Go through the material and write it all out exactly, minus the pictures.

Stored records
————
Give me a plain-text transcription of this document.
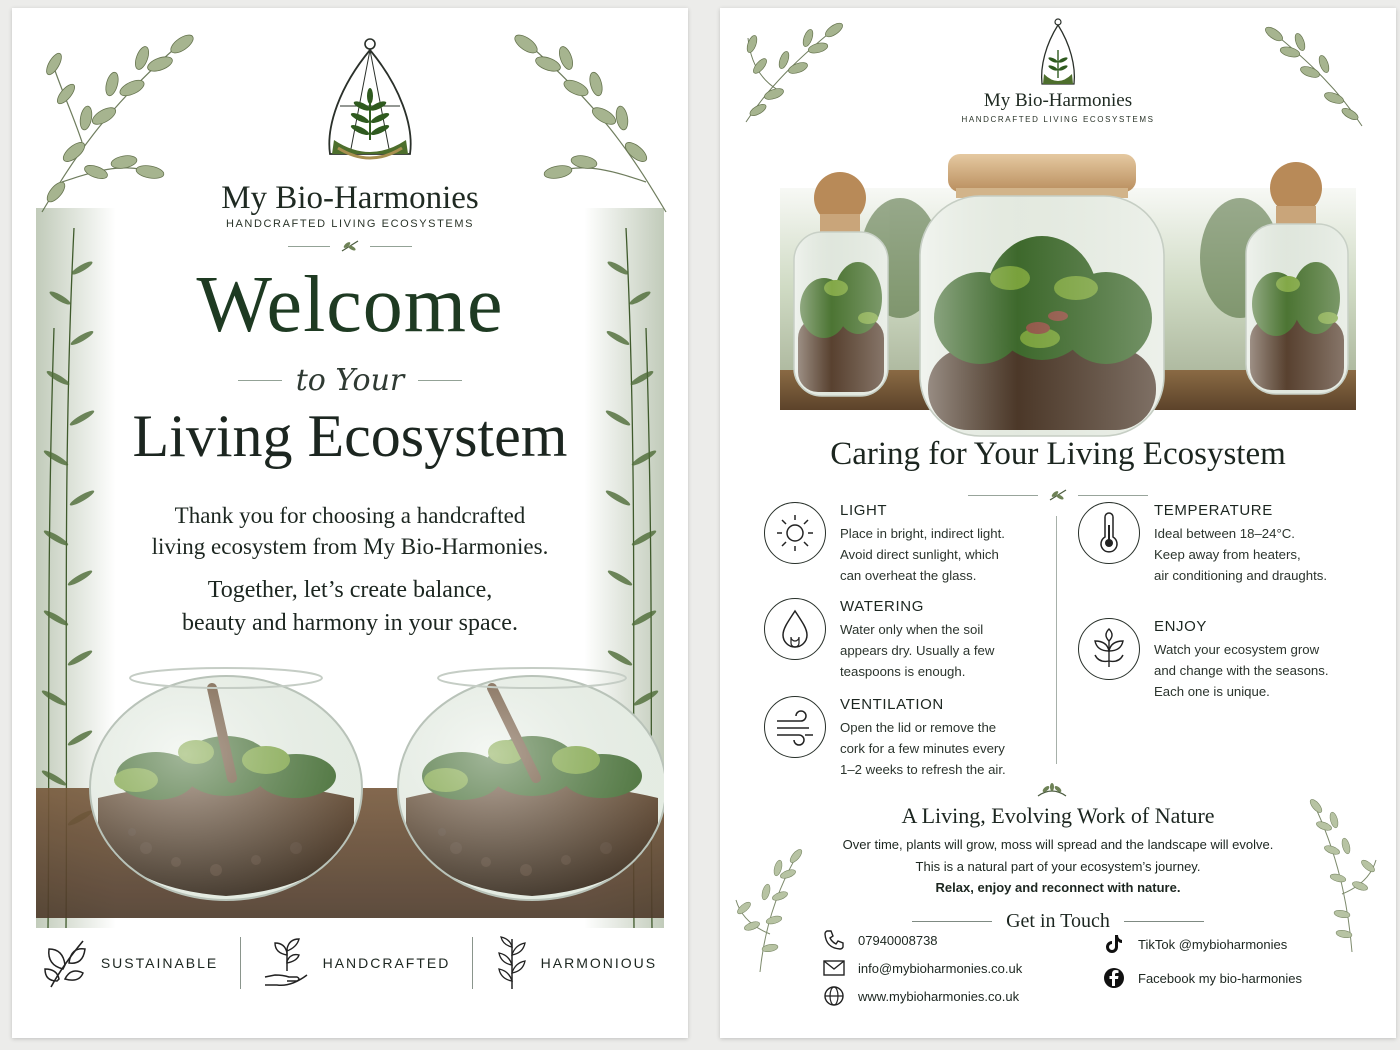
My Bio-Harmonies
HANDCRAFTED LIVING ECOSYSTEMS
Welcome
to Your
Living Ecosystem
Thank you for choosing a handcrafted
living ecosystem from My Bio-Harmonies.
Together, let’s create balance,
beauty and harmony in your space.
SUSTAINABLE	HANDCRAFTED	HARMONIOUS
My Bio-Harmonies
HANDCRAFTED LIVING ECOSYSTEMS
Caring for Your Living Ecosystem
LIGHT
Place in bright, indirect light.
Avoid direct sunlight, which
can overheat the glass.
WATERING
Water only when the soil
appears dry. Usually a few
teaspoons is enough.
VENTILATION
Open the lid or remove the
cork for a few minutes every
1–2 weeks to refresh the air.
TEMPERATURE
Ideal between 18–24°C.
Keep away from heaters,
air conditioning and draughts.
ENJOY
Watch your ecosystem grow
and change with the seasons.
Each one is unique.
A Living, Evolving Work of Nature
Over time, plants will grow, moss will spread and the landscape will evolve.
This is a natural part of your ecosystem’s journey.
Relax, enjoy and reconnect with nature.
Get in Touch
07940008738
info@mybioharmonies.co.uk
www.mybioharmonies.co.uk
TikTok @mybioharmonies
Facebook my bio-harmonies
————
» THE REPLY
Give me a plain-text transcription of this document.
My Bio-Harmonies
HANDCRAFTED LIVING ECOSYSTEMS
Welcome
to Your
Living Ecosystem
Thank you for choosing a handcrafted
living ecosystem from My Bio-Harmonies.
Together, let’s create balance,
beauty and harmony in your space.
SUSTAINABLE	HANDCRAFTED	HARMONIOUS
My Bio-Harmonies
HANDCRAFTED LIVING ECOSYSTEMS
Caring for Your Living Ecosystem
LIGHT
Place in bright, indirect light.
Avoid direct sunlight, which
can overheat the glass.
WATERING
Water only when the soil
appears dry. Usually a few
teaspoons is enough.
VENTILATION
Open the lid or remove the
cork for a few minutes every
1–2 weeks to refresh the air.
TEMPERATURE
Ideal between 18–24°C.
Keep away from heaters,
air conditioning and draughts.
ENJOY
Watch your ecosystem grow
and change with the seasons.
Each one is unique.
A Living, Evolving Work of Nature
Over time, plants will grow, moss will spread and the landscape will evolve.
This is a natural part of your ecosystem’s journey.
Relax, enjoy and reconnect with nature.
Get in Touch
07940008738
info@mybioharmonies.co.uk
www.mybioharmonies.co.uk
TikTok @mybioharmonies
Facebook my bio-harmonies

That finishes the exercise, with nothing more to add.